• **WRITTEN PROBLEM**
Write out the material exactly, without any of its pictures.

• **SUPPLIED MATERIAL**

......

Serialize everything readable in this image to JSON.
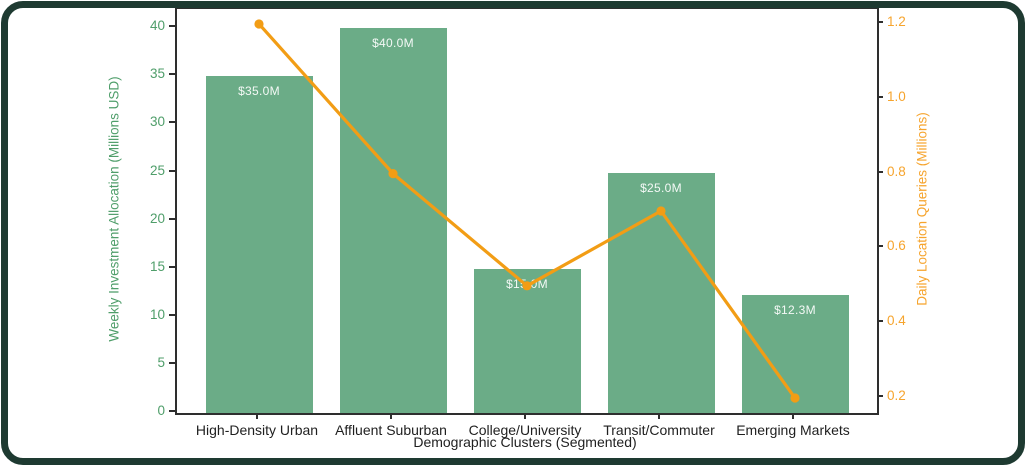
{
  "chart_data": {
    "type": "bar",
    "subtype": "combo-bar-line-dual-axis",
    "categories": [
      "High-Density Urban",
      "Affluent Suburban",
      "College/University",
      "Transit/Commuter",
      "Emerging Markets"
    ],
    "series": [
      {
        "name": "Weekly Investment Allocation",
        "type": "bar",
        "axis": "left",
        "values": [
          35.0,
          40.0,
          15.0,
          25.0,
          12.3
        ],
        "value_labels": [
          "$35.0M",
          "$40.0M",
          "$15.0M",
          "$25.0M",
          "$12.3M"
        ],
        "color": "#6bac87"
      },
      {
        "name": "Daily Location Queries",
        "type": "line",
        "axis": "right",
        "values": [
          1.2,
          0.8,
          0.5,
          0.7,
          0.2
        ],
        "color": "#f29d15",
        "marker": "circle"
      }
    ],
    "title": "",
    "xlabel": "Demographic Clusters (Segmented)",
    "ylabel_left": "Weekly Investment Allocation (Millions USD)",
    "ylabel_right": "Daily Location Queries (Millions)",
    "yticks_left": [
      "0",
      "5",
      "10",
      "15",
      "20",
      "25",
      "30",
      "35",
      "40"
    ],
    "yticks_left_values": [
      0,
      5,
      10,
      15,
      20,
      25,
      30,
      35,
      40
    ],
    "yticks_right": [
      "0.2",
      "0.4",
      "0.6",
      "0.8",
      "1.0",
      "1.2"
    ],
    "yticks_right_values": [
      0.2,
      0.4,
      0.6,
      0.8,
      1.0,
      1.2
    ],
    "ylim_left": [
      0,
      42
    ],
    "ylim_right": [
      0.16,
      1.24
    ],
    "grid": false,
    "legend": "none",
    "colors": {
      "bar_fill": "#6bac87",
      "bar_label_text": "#f4f9f6",
      "line_stroke": "#f29d15",
      "left_axis_text": "#4f9e6a",
      "right_axis_text": "#f6a42d",
      "x_axis_text": "#1f1f1f",
      "spine": "#2e2e2e",
      "frame_border": "#1e3a31",
      "background": "#ffffff"
    }
  }
}
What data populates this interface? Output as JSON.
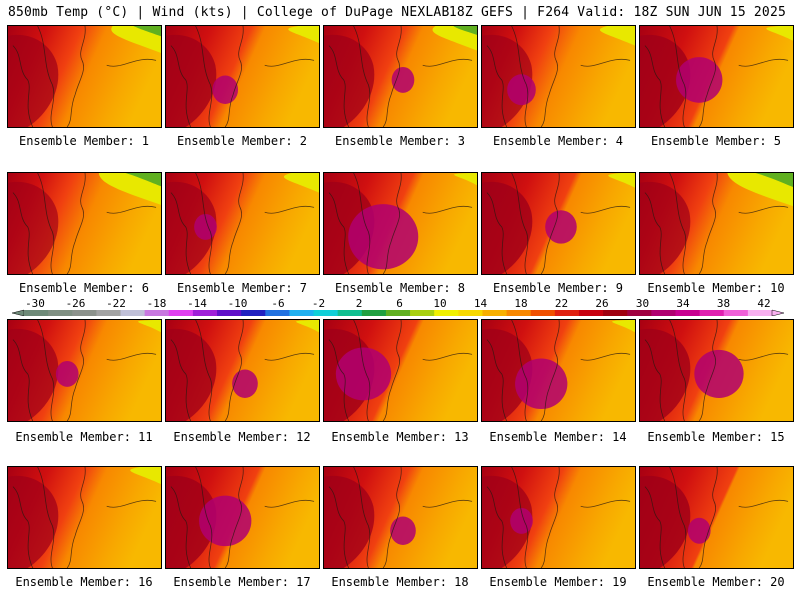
{
  "header": {
    "left": "850mb Temp (°C) | Wind (kts) | College of DuPage NEXLAB",
    "right": "18Z GEFS | F264 Valid: 18Z SUN JUN 15 2025"
  },
  "colorbar": {
    "labels": [
      "-30",
      "-26",
      "-22",
      "-18",
      "-14",
      "-10",
      "-6",
      "-2",
      "2",
      "6",
      "10",
      "14",
      "18",
      "22",
      "26",
      "30",
      "34",
      "38",
      "42"
    ],
    "colors": [
      "#6e8a78",
      "#7f8f82",
      "#8c928c",
      "#a3a3a3",
      "#c0c0d8",
      "#c878e0",
      "#e040f0",
      "#a020d8",
      "#6010c8",
      "#2020c0",
      "#2070e0",
      "#20b0f0",
      "#10d0d8",
      "#10c090",
      "#20a040",
      "#60b020",
      "#a8d010",
      "#f0f000",
      "#f8d800",
      "#f8b000",
      "#f88800",
      "#f05000",
      "#e02010",
      "#c80010",
      "#a00010",
      "#a00040",
      "#b00070",
      "#c80090",
      "#e020b0",
      "#f060d8",
      "#f8b0f0"
    ]
  },
  "panels": [
    {
      "caption": "Ensemble Member: 1",
      "hot": 0.55,
      "cool": 0.7,
      "pink": 0.0
    },
    {
      "caption": "Ensemble Member: 2",
      "hot": 0.7,
      "cool": 0.3,
      "pink": 0.1
    },
    {
      "caption": "Ensemble Member: 3",
      "hot": 0.65,
      "cool": 0.6,
      "pink": 0.05
    },
    {
      "caption": "Ensemble Member: 4",
      "hot": 0.5,
      "cool": 0.4,
      "pink": 0.15
    },
    {
      "caption": "Ensemble Member: 5",
      "hot": 0.8,
      "cool": 0.2,
      "pink": 0.45
    },
    {
      "caption": "Ensemble Member: 6",
      "hot": 0.45,
      "cool": 0.9,
      "pink": 0.0
    },
    {
      "caption": "Ensemble Member: 7",
      "hot": 0.6,
      "cool": 0.4,
      "pink": 0.05
    },
    {
      "caption": "Ensemble Member: 8",
      "hot": 0.75,
      "cool": 0.1,
      "pink": 0.85
    },
    {
      "caption": "Ensemble Member: 9",
      "hot": 0.8,
      "cool": 0.2,
      "pink": 0.2
    },
    {
      "caption": "Ensemble Member: 10",
      "hot": 0.55,
      "cool": 0.95,
      "pink": 0.0
    },
    {
      "caption": "Ensemble Member: 11",
      "hot": 0.6,
      "cool": 0.1,
      "pink": 0.05
    },
    {
      "caption": "Ensemble Member: 12",
      "hot": 0.7,
      "cool": 0.1,
      "pink": 0.1
    },
    {
      "caption": "Ensemble Member: 13",
      "hot": 0.8,
      "cool": 0.0,
      "pink": 0.6
    },
    {
      "caption": "Ensemble Member: 14",
      "hot": 0.7,
      "cool": 0.1,
      "pink": 0.55
    },
    {
      "caption": "Ensemble Member: 15",
      "hot": 0.75,
      "cool": 0.05,
      "pink": 0.5
    },
    {
      "caption": "Ensemble Member: 16",
      "hot": 0.6,
      "cool": 0.3,
      "pink": 0.0
    },
    {
      "caption": "Ensemble Member: 17",
      "hot": 0.8,
      "cool": 0.05,
      "pink": 0.55
    },
    {
      "caption": "Ensemble Member: 18",
      "hot": 0.7,
      "cool": 0.0,
      "pink": 0.1
    },
    {
      "caption": "Ensemble Member: 19",
      "hot": 0.65,
      "cool": 0.0,
      "pink": 0.05
    },
    {
      "caption": "Ensemble Member: 20",
      "hot": 0.85,
      "cool": 0.0,
      "pink": 0.05
    }
  ]
}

......

• **SOLUTION TO THIS EXERCISE**
Serialize everything readable in this image to JSON.
{
  "chart_data": {
    "type": "bar",
    "subtype": "combo-bar-line-dual-axis",
    "categories": [
      "High-Density Urban",
      "Affluent Suburban",
      "College/University",
      "Transit/Commuter",
      "Emerging Markets"
    ],
    "series": [
      {
        "name": "Weekly Investment Allocation",
        "type": "bar",
        "axis": "left",
        "values": [
          35.0,
          40.0,
          15.0,
          25.0,
          12.3
        ],
        "value_labels": [
          "$35.0M",
          "$40.0M",
          "$15.0M",
          "$25.0M",
          "$12.3M"
        ],
        "color": "#6bac87"
      },
      {
        "name": "Daily Location Queries",
        "type": "line",
        "axis": "right",
        "values": [
          1.2,
          0.8,
          0.5,
          0.7,
          0.2
        ],
        "color": "#f29d15",
        "marker": "circle"
      }
    ],
    "title": "",
    "xlabel": "Demographic Clusters (Segmented)",
    "ylabel_left": "Weekly Investment Allocation (Millions USD)",
    "ylabel_right": "Daily Location Queries (Millions)",
    "yticks_left": [
      "0",
      "5",
      "10",
      "15",
      "20",
      "25",
      "30",
      "35",
      "40"
    ],
    "yticks_left_values": [
      0,
      5,
      10,
      15,
      20,
      25,
      30,
      35,
      40
    ],
    "yticks_right": [
      "0.2",
      "0.4",
      "0.6",
      "0.8",
      "1.0",
      "1.2"
    ],
    "yticks_right_values": [
      0.2,
      0.4,
      0.6,
      0.8,
      1.0,
      1.2
    ],
    "ylim_left": [
      0,
      42
    ],
    "ylim_right": [
      0.16,
      1.24
    ],
    "grid": false,
    "legend": "none",
    "colors": {
      "bar_fill": "#6bac87",
      "bar_label_text": "#f4f9f6",
      "line_stroke": "#f29d15",
      "left_axis_text": "#4f9e6a",
      "right_axis_text": "#f6a42d",
      "x_axis_text": "#1f1f1f",
      "spine": "#2e2e2e",
      "frame_border": "#1e3a31",
      "background": "#ffffff"
    }
  }
}
What data populates this interface? Output as JSON.
{
  "header": {
    "left": "850mb Temp (°C) | Wind (kts) | College of DuPage NEXLAB",
    "right": "18Z GEFS | F264 Valid: 18Z SUN JUN 15 2025"
  },
  "colorbar": {
    "labels": [
      "-30",
      "-26",
      "-22",
      "-18",
      "-14",
      "-10",
      "-6",
      "-2",
      "2",
      "6",
      "10",
      "14",
      "18",
      "22",
      "26",
      "30",
      "34",
      "38",
      "42"
    ],
    "colors": [
      "#6e8a78",
      "#7f8f82",
      "#8c928c",
      "#a3a3a3",
      "#c0c0d8",
      "#c878e0",
      "#e040f0",
      "#a020d8",
      "#6010c8",
      "#2020c0",
      "#2070e0",
      "#20b0f0",
      "#10d0d8",
      "#10c090",
      "#20a040",
      "#60b020",
      "#a8d010",
      "#f0f000",
      "#f8d800",
      "#f8b000",
      "#f88800",
      "#f05000",
      "#e02010",
      "#c80010",
      "#a00010",
      "#a00040",
      "#b00070",
      "#c80090",
      "#e020b0",
      "#f060d8",
      "#f8b0f0"
    ]
  },
  "panels": [
    {
      "caption": "Ensemble Member: 1",
      "hot": 0.55,
      "cool": 0.7,
      "pink": 0.0
    },
    {
      "caption": "Ensemble Member: 2",
      "hot": 0.7,
      "cool": 0.3,
      "pink": 0.1
    },
    {
      "caption": "Ensemble Member: 3",
      "hot": 0.65,
      "cool": 0.6,
      "pink": 0.05
    },
    {
      "caption": "Ensemble Member: 4",
      "hot": 0.5,
      "cool": 0.4,
      "pink": 0.15
    },
    {
      "caption": "Ensemble Member: 5",
      "hot": 0.8,
      "cool": 0.2,
      "pink": 0.45
    },
    {
      "caption": "Ensemble Member: 6",
      "hot": 0.45,
      "cool": 0.9,
      "pink": 0.0
    },
    {
      "caption": "Ensemble Member: 7",
      "hot": 0.6,
      "cool": 0.4,
      "pink": 0.05
    },
    {
      "caption": "Ensemble Member: 8",
      "hot": 0.75,
      "cool": 0.1,
      "pink": 0.85
    },
    {
      "caption": "Ensemble Member: 9",
      "hot": 0.8,
      "cool": 0.2,
      "pink": 0.2
    },
    {
      "caption": "Ensemble Member: 10",
      "hot": 0.55,
      "cool": 0.95,
      "pink": 0.0
    },
    {
      "caption": "Ensemble Member: 11",
      "hot": 0.6,
      "cool": 0.1,
      "pink": 0.05
    },
    {
      "caption": "Ensemble Member: 12",
      "hot": 0.7,
      "cool": 0.1,
      "pink": 0.1
    },
    {
      "caption": "Ensemble Member: 13",
      "hot": 0.8,
      "cool": 0.0,
      "pink": 0.6
    },
    {
      "caption": "Ensemble Member: 14",
      "hot": 0.7,
      "cool": 0.1,
      "pink": 0.55
    },
    {
      "caption": "Ensemble Member: 15",
      "hot": 0.75,
      "cool": 0.05,
      "pink": 0.5
    },
    {
      "caption": "Ensemble Member: 16",
      "hot": 0.6,
      "cool": 0.3,
      "pink": 0.0
    },
    {
      "caption": "Ensemble Member: 17",
      "hot": 0.8,
      "cool": 0.05,
      "pink": 0.55
    },
    {
      "caption": "Ensemble Member: 18",
      "hot": 0.7,
      "cool": 0.0,
      "pink": 0.1
    },
    {
      "caption": "Ensemble Member: 19",
      "hot": 0.65,
      "cool": 0.0,
      "pink": 0.05
    },
    {
      "caption": "Ensemble Member: 20",
      "hot": 0.85,
      "cool": 0.0,
      "pink": 0.05
    }
  ]
}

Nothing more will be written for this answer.